**** Supplied records

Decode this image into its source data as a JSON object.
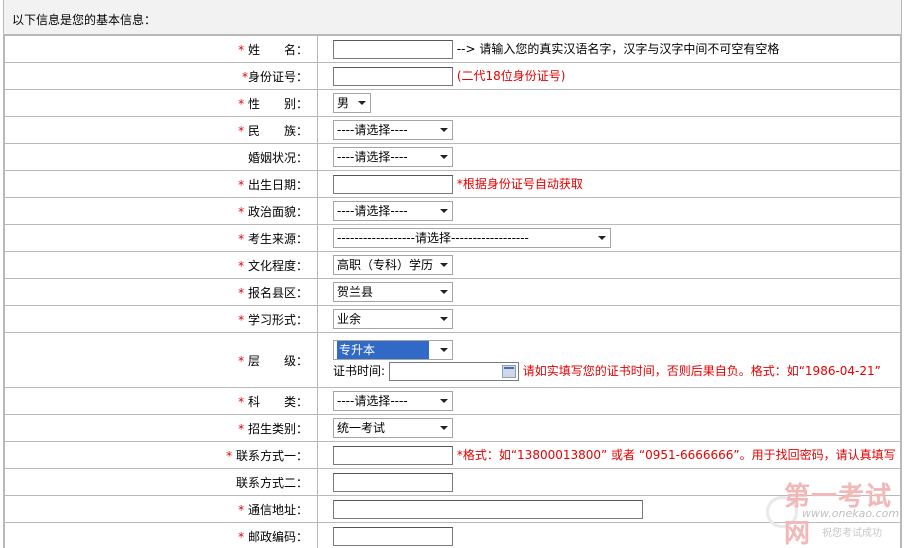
{
  "header": {
    "title": "以下信息是您的基本信息："
  },
  "rows": [
    {
      "id": "name",
      "req": "*",
      "label": "姓　　名：",
      "type": "input",
      "width": 120,
      "hint": "--> 请输入您的真实汉语名字，汉字与汉字中间不可空有空格",
      "hint_style": "blk"
    },
    {
      "id": "idcard",
      "req": "*",
      "label": "身份证号：",
      "type": "input",
      "width": 120,
      "hint": "(二代18位身份证号)",
      "hint_style": "red"
    },
    {
      "id": "gender",
      "req": "*",
      "label": "性　　别：",
      "type": "select",
      "width": 38,
      "value": "男"
    },
    {
      "id": "ethnic",
      "req": "*",
      "label": "民　　族：",
      "type": "select",
      "width": 120,
      "value": "----请选择----"
    },
    {
      "id": "marital",
      "req": "",
      "label": "婚姻状况：",
      "type": "select",
      "width": 120,
      "value": "----请选择----"
    },
    {
      "id": "birthdate",
      "req": "*",
      "label": "出生日期：",
      "type": "input",
      "width": 120,
      "hint": "*根据身份证号自动获取",
      "hint_style": "red"
    },
    {
      "id": "political",
      "req": "*",
      "label": "政治面貌：",
      "type": "select",
      "width": 120,
      "value": "----请选择----"
    },
    {
      "id": "source",
      "req": "*",
      "label": "考生来源：",
      "type": "select",
      "width": 278,
      "value": "------------------请选择------------------"
    },
    {
      "id": "education",
      "req": "*",
      "label": "文化程度：",
      "type": "select",
      "width": 120,
      "value": "高职（专科）学历"
    },
    {
      "id": "county",
      "req": "*",
      "label": "报名县区：",
      "type": "select",
      "width": 120,
      "value": "贺兰县"
    },
    {
      "id": "study_mode",
      "req": "*",
      "label": "学习形式：",
      "type": "select",
      "width": 120,
      "value": "业余"
    },
    {
      "id": "level",
      "req": "*",
      "label": "层　　级：",
      "type": "level",
      "width": 120,
      "value": "专升本",
      "cert_label": "证书时间:",
      "hint": "请如实填写您的证书时间，否则后果自负。格式：如“1986-04-21”",
      "hint_style": "red"
    },
    {
      "id": "subject",
      "req": "*",
      "label": "科　　类：",
      "type": "select",
      "width": 120,
      "value": "----请选择----"
    },
    {
      "id": "enroll_type",
      "req": "*",
      "label": "招生类别：",
      "type": "select",
      "width": 120,
      "value": "统一考试"
    },
    {
      "id": "contact1",
      "req": "*",
      "label": "联系方式一：",
      "type": "input",
      "width": 120,
      "hint": "*格式：如“13800013800” 或者 “0951-6666666”。用于找回密码，请认真填写",
      "hint_style": "red"
    },
    {
      "id": "contact2",
      "req": "",
      "label": "联系方式二：",
      "type": "input",
      "width": 120
    },
    {
      "id": "address",
      "req": "*",
      "label": "通信地址：",
      "type": "input",
      "width": 310
    },
    {
      "id": "postcode",
      "req": "*",
      "label": "邮政编码：",
      "type": "input",
      "width": 120
    }
  ],
  "watermark": {
    "title": "第一考试网",
    "url": "www.onekao.com",
    "slogan": "祝您考试成功"
  }
}
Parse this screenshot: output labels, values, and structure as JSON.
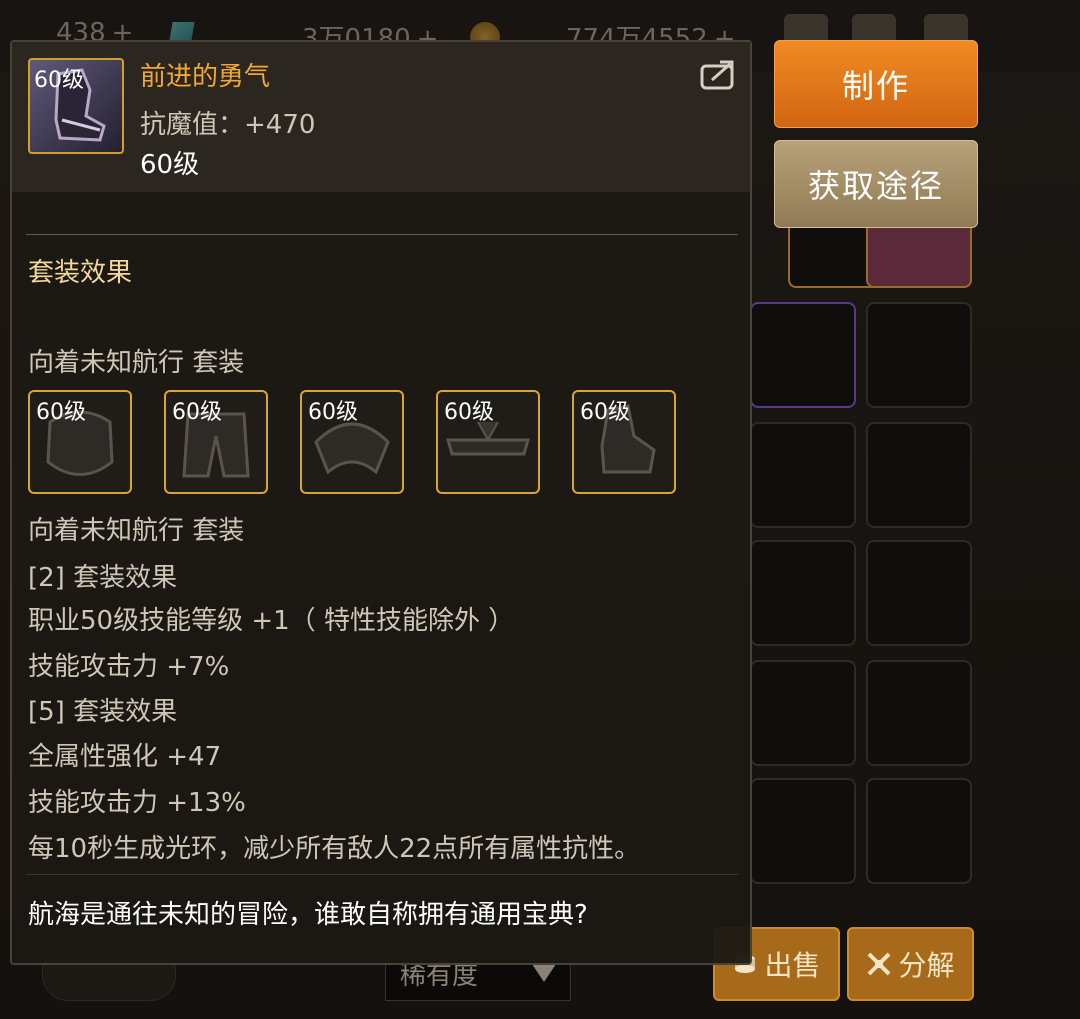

********

→ **What this task involves**
From the listing above, print every entry precisely and drop the pictures.

→ **Result**
Decode this image into its source data as a JSON object.
{
  "header": {
    "title": "以下信息是您的基本信息："
  },
  "rows": [
    {
      "id": "name",
      "req": "*",
      "label": "姓　　名：",
      "type": "input",
      "width": 120,
      "hint": "--> 请输入您的真实汉语名字，汉字与汉字中间不可空有空格",
      "hint_style": "blk"
    },
    {
      "id": "idcard",
      "req": "*",
      "label": "身份证号：",
      "type": "input",
      "width": 120,
      "hint": "(二代18位身份证号)",
      "hint_style": "red"
    },
    {
      "id": "gender",
      "req": "*",
      "label": "性　　别：",
      "type": "select",
      "width": 38,
      "value": "男"
    },
    {
      "id": "ethnic",
      "req": "*",
      "label": "民　　族：",
      "type": "select",
      "width": 120,
      "value": "----请选择----"
    },
    {
      "id": "marital",
      "req": "",
      "label": "婚姻状况：",
      "type": "select",
      "width": 120,
      "value": "----请选择----"
    },
    {
      "id": "birthdate",
      "req": "*",
      "label": "出生日期：",
      "type": "input",
      "width": 120,
      "hint": "*根据身份证号自动获取",
      "hint_style": "red"
    },
    {
      "id": "political",
      "req": "*",
      "label": "政治面貌：",
      "type": "select",
      "width": 120,
      "value": "----请选择----"
    },
    {
      "id": "source",
      "req": "*",
      "label": "考生来源：",
      "type": "select",
      "width": 278,
      "value": "------------------请选择------------------"
    },
    {
      "id": "education",
      "req": "*",
      "label": "文化程度：",
      "type": "select",
      "width": 120,
      "value": "高职（专科）学历"
    },
    {
      "id": "county",
      "req": "*",
      "label": "报名县区：",
      "type": "select",
      "width": 120,
      "value": "贺兰县"
    },
    {
      "id": "study_mode",
      "req": "*",
      "label": "学习形式：",
      "type": "select",
      "width": 120,
      "value": "业余"
    },
    {
      "id": "level",
      "req": "*",
      "label": "层　　级：",
      "type": "level",
      "width": 120,
      "value": "专升本",
      "cert_label": "证书时间:",
      "hint": "请如实填写您的证书时间，否则后果自负。格式：如“1986-04-21”",
      "hint_style": "red"
    },
    {
      "id": "subject",
      "req": "*",
      "label": "科　　类：",
      "type": "select",
      "width": 120,
      "value": "----请选择----"
    },
    {
      "id": "enroll_type",
      "req": "*",
      "label": "招生类别：",
      "type": "select",
      "width": 120,
      "value": "统一考试"
    },
    {
      "id": "contact1",
      "req": "*",
      "label": "联系方式一：",
      "type": "input",
      "width": 120,
      "hint": "*格式：如“13800013800” 或者 “0951-6666666”。用于找回密码，请认真填写",
      "hint_style": "red"
    },
    {
      "id": "contact2",
      "req": "",
      "label": "联系方式二：",
      "type": "input",
      "width": 120
    },
    {
      "id": "address",
      "req": "*",
      "label": "通信地址：",
      "type": "input",
      "width": 310
    },
    {
      "id": "postcode",
      "req": "*",
      "label": "邮政编码：",
      "type": "input",
      "width": 120
    }
  ],
  "watermark": {
    "title": "第一考试网",
    "url": "www.onekao.com",
    "slogan": "祝您考试成功"
  }
}
Parse this screenshot: output labels, values, and structure as JSON.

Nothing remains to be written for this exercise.